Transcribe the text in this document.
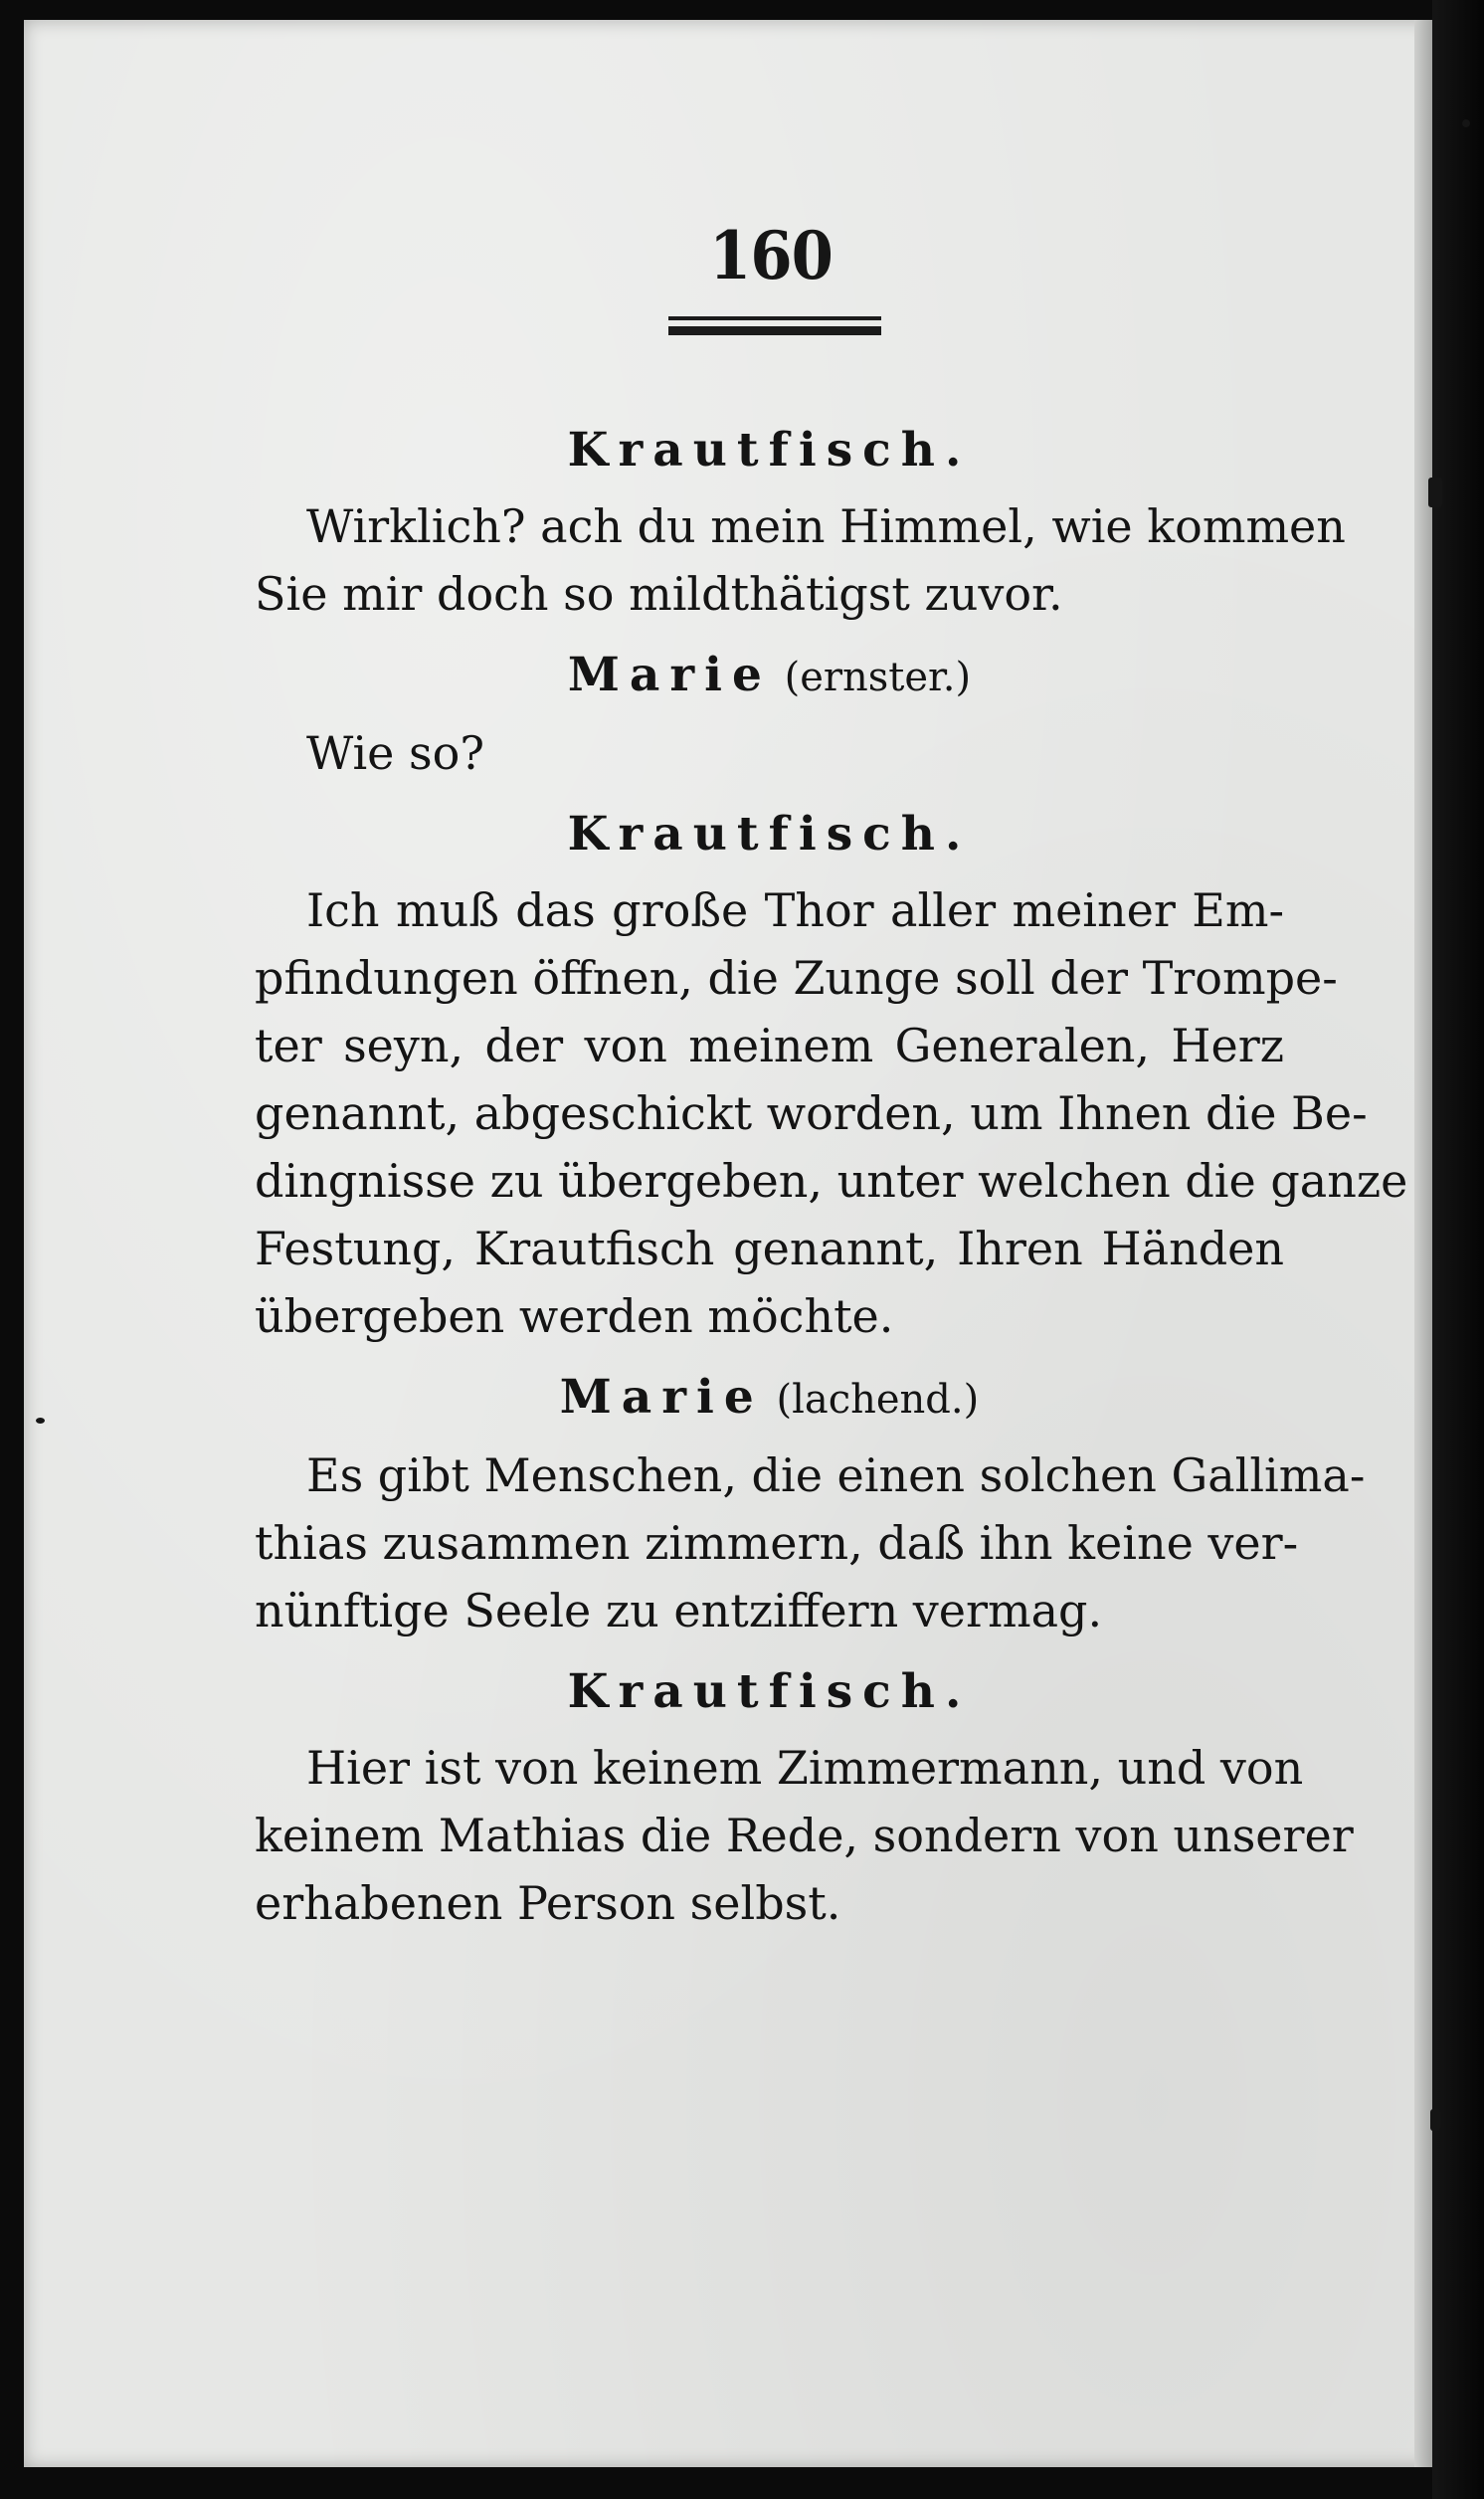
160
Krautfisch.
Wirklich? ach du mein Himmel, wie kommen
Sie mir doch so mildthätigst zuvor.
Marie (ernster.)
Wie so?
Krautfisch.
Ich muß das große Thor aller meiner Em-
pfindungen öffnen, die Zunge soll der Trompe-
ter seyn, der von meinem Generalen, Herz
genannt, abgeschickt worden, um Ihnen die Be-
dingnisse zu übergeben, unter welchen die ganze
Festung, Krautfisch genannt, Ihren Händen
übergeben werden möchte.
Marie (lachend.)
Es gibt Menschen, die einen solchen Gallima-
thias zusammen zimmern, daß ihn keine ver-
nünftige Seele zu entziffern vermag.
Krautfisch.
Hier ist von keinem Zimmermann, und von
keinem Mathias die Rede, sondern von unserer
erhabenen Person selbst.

◇ ◇ ◇ ◇

A faithful copy of the records above is needed, with the pictures left out.

Transcribe the text in this document.
160
Krautfisch.
Wirklich? ach du mein Himmel, wie kommen
Sie mir doch so mildthätigst zuvor.
Marie (ernster.)
Wie so?
Krautfisch.
Ich muß das große Thor aller meiner Em-
pfindungen öffnen, die Zunge soll der Trompe-
ter seyn, der von meinem Generalen, Herz
genannt, abgeschickt worden, um Ihnen die Be-
dingnisse zu übergeben, unter welchen die ganze
Festung, Krautfisch genannt, Ihren Händen
übergeben werden möchte.
Marie (lachend.)
Es gibt Menschen, die einen solchen Gallima-
thias zusammen zimmern, daß ihn keine ver-
nünftige Seele zu entziffern vermag.
Krautfisch.
Hier ist von keinem Zimmermann, und von
keinem Mathias die Rede, sondern von unserer
erhabenen Person selbst.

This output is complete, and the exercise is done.